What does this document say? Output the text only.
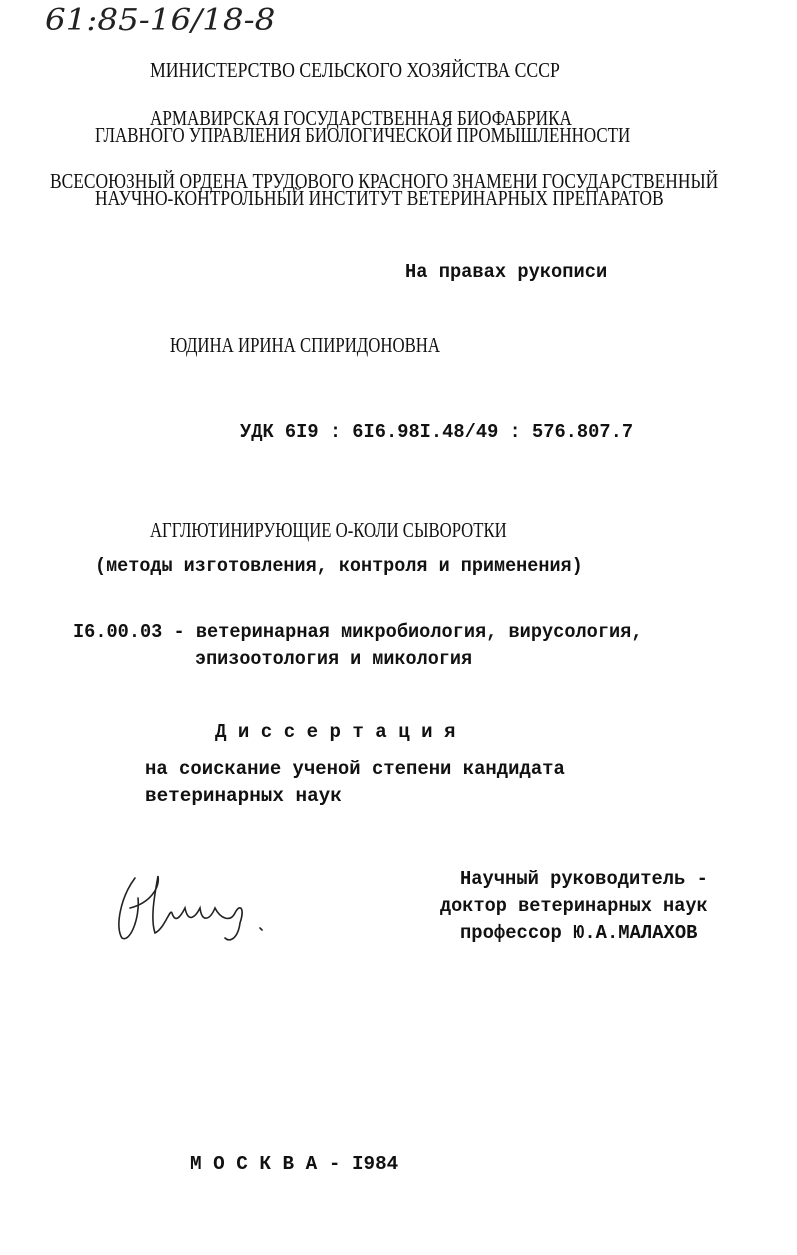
61:85-16/18-8
МИНИСТЕРСТВО СЕЛЬСКОГО ХОЗЯЙСТВА СССР
АРМАВИРСКАЯ ГОСУДАРСТВЕННАЯ БИОФАБРИКА
ГЛАВНОГО УПРАВЛЕНИЯ БИОЛОГИЧЕСКОЙ ПРОМЫШЛЕННОСТИ
ВСЕСОЮЗНЫЙ ОРДЕНА ТРУДОВОГО КРАСНОГО ЗНАМЕНИ ГОСУДАРСТВЕННЫЙ
НАУЧНО-КОНТРОЛЬНЫЙ ИНСТИТУТ ВЕТЕРИНАРНЫХ ПРЕПАРАТОВ
На правах рукописи
ЮДИНА ИРИНА СПИРИДОНОВНА
УДК 6I9 : 6I6.98I.48/49 : 576.807.7
АГГЛЮТИНИРУЮЩИЕ О-КОЛИ СЫВОРОТКИ
(методы изготовления, контроля и применения)
I6.00.03 - ветеринарная микробиология, вирусология,
эпизоотология и микология
Д и с с е р т а ц и я
на соискание ученой степени кандидата
ветеринарных наук
Научный руководитель -
доктор ветеринарных наук
профессор Ю.А.МАЛАХОВ
М О С К В А - I984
--------------------------------
■ What to work on: Select every line in the material above where the string "наук" occurs, and copy it.

■ Answer to the task:
ветеринарных наук
доктор ветеринарных наук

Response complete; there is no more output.